↓

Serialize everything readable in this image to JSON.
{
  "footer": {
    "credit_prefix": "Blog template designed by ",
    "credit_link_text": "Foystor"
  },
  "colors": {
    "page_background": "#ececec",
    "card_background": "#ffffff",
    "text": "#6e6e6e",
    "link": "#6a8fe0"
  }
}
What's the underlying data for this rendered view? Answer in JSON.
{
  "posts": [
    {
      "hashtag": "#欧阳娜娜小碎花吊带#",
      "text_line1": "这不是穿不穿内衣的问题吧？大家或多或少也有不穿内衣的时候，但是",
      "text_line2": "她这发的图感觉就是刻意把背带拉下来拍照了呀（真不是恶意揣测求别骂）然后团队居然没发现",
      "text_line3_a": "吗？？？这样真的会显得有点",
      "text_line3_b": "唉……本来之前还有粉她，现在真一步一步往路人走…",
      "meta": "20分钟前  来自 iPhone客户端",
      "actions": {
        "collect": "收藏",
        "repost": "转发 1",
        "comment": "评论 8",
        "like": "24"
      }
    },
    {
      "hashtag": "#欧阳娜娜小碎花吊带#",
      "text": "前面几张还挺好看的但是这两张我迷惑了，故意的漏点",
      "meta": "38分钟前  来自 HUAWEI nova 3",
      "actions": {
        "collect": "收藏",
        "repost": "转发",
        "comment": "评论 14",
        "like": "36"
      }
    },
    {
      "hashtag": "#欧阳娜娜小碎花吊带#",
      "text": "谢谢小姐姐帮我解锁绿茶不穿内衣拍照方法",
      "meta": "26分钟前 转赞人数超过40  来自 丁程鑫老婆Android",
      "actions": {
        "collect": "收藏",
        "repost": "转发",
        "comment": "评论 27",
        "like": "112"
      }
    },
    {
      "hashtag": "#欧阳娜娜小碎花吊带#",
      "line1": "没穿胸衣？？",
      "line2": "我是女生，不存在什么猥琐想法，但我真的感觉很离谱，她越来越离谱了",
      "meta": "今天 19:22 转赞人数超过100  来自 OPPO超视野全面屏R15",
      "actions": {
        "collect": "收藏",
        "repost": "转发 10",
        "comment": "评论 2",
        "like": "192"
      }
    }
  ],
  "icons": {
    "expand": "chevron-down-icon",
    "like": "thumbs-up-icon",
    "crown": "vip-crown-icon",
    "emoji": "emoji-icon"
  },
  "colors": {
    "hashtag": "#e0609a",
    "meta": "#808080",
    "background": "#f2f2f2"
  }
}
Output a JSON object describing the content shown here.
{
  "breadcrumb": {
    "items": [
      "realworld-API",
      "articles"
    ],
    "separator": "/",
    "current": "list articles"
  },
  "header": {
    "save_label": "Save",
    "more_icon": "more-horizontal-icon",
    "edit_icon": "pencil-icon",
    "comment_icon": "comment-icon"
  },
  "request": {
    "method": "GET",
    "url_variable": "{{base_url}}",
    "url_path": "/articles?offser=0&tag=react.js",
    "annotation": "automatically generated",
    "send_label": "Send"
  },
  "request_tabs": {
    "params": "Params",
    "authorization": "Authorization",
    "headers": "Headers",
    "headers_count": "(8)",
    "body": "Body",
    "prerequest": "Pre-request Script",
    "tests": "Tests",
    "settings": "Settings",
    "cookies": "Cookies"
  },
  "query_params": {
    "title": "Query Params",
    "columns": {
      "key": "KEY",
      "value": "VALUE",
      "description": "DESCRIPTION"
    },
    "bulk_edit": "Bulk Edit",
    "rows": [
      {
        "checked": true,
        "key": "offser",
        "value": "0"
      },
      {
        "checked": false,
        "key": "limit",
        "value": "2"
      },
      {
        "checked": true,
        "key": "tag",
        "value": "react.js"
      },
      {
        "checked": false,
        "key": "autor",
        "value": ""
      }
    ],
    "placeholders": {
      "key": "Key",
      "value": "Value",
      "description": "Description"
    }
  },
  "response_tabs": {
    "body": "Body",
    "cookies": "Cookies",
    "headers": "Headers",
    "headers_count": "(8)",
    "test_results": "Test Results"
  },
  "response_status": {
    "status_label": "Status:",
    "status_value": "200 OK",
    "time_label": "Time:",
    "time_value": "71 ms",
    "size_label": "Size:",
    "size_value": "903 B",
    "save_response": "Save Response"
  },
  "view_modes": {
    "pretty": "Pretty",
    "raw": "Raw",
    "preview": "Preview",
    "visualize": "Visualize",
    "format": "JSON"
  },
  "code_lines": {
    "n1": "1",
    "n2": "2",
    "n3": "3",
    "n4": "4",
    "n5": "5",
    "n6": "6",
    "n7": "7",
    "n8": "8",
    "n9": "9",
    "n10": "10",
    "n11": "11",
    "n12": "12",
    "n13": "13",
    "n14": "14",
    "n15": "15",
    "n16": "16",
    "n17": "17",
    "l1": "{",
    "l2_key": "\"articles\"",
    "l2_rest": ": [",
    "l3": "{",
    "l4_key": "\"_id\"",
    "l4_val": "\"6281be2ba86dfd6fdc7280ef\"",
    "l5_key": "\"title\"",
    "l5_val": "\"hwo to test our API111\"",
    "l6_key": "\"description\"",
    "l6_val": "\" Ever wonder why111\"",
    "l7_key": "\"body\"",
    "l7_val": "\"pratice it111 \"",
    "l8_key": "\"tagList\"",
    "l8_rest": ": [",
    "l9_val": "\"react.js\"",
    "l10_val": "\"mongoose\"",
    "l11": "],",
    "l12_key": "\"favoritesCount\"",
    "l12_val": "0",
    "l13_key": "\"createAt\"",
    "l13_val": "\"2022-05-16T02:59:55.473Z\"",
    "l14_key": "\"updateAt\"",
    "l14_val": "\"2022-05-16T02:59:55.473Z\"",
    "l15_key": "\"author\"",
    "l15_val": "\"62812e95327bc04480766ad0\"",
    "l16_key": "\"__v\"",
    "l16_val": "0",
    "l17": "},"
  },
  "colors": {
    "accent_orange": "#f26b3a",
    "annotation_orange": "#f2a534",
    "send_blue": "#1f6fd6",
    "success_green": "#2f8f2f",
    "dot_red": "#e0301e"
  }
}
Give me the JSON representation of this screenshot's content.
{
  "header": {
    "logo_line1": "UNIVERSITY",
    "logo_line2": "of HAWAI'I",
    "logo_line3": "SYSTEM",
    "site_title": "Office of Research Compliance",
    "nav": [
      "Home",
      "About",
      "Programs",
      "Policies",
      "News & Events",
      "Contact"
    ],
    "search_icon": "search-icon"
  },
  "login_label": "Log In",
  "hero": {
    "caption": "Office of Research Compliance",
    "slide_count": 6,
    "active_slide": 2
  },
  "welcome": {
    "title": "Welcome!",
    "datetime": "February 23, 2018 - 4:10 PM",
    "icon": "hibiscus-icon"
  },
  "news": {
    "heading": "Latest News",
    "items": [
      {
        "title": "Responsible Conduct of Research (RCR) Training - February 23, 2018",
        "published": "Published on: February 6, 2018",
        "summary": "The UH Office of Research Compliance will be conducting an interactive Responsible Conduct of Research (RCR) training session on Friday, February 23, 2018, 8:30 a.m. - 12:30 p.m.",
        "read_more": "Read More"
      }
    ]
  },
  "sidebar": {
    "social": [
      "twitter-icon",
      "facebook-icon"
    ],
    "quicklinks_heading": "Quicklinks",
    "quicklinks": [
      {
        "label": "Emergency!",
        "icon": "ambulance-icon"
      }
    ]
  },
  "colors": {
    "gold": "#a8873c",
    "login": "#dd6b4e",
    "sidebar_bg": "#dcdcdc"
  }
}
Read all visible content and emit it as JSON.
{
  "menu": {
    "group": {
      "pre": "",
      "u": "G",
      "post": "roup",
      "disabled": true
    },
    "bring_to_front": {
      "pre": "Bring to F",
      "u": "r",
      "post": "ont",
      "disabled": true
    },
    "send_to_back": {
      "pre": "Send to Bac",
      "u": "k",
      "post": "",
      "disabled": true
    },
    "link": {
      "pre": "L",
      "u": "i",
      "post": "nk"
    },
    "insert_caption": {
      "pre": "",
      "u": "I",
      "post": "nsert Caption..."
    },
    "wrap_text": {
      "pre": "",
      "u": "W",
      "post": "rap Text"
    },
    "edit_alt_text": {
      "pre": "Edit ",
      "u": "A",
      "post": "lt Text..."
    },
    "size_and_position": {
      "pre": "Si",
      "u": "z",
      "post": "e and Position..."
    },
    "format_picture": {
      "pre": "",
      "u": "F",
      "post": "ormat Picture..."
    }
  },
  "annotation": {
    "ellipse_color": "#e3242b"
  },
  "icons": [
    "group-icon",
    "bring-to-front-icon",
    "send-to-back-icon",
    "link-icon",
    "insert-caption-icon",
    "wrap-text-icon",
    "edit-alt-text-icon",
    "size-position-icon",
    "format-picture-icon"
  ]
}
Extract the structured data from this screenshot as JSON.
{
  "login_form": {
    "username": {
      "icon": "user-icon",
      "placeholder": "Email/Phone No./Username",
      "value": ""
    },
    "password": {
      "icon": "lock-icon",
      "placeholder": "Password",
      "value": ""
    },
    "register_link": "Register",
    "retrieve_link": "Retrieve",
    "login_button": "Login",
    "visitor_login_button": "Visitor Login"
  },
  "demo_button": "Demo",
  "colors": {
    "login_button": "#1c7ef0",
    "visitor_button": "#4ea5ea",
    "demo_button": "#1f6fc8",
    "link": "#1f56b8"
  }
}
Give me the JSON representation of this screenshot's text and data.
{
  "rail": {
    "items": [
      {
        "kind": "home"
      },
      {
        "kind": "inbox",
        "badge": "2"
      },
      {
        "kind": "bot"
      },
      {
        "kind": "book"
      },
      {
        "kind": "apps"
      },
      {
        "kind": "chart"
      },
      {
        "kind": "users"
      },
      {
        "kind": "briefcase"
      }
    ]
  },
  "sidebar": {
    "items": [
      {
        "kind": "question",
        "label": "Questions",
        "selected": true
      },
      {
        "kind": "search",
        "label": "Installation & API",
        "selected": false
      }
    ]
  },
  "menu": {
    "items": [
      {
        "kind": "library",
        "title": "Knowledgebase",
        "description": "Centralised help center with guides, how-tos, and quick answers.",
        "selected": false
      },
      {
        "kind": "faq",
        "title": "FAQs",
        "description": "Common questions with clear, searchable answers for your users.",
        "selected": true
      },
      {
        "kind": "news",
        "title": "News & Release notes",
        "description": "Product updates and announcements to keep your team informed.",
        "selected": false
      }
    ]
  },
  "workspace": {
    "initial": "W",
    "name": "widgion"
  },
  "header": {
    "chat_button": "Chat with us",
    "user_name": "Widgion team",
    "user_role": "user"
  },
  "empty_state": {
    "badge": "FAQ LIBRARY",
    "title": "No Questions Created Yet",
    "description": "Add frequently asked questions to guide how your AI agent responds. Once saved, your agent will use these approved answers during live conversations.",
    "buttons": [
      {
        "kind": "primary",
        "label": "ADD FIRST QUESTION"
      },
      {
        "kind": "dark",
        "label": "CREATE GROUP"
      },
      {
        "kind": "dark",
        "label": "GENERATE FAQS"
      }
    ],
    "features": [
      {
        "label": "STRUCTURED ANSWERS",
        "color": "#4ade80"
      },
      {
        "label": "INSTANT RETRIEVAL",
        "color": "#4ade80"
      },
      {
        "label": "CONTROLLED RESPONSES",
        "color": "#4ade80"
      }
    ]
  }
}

↑

Read the entries and pick out all lines that include the word "data".

What's the underlying data for this rendered view? Answer in JSON.
Extract the structured data from this screenshot as JSON.
Give me the JSON representation of this screenshot's text and data.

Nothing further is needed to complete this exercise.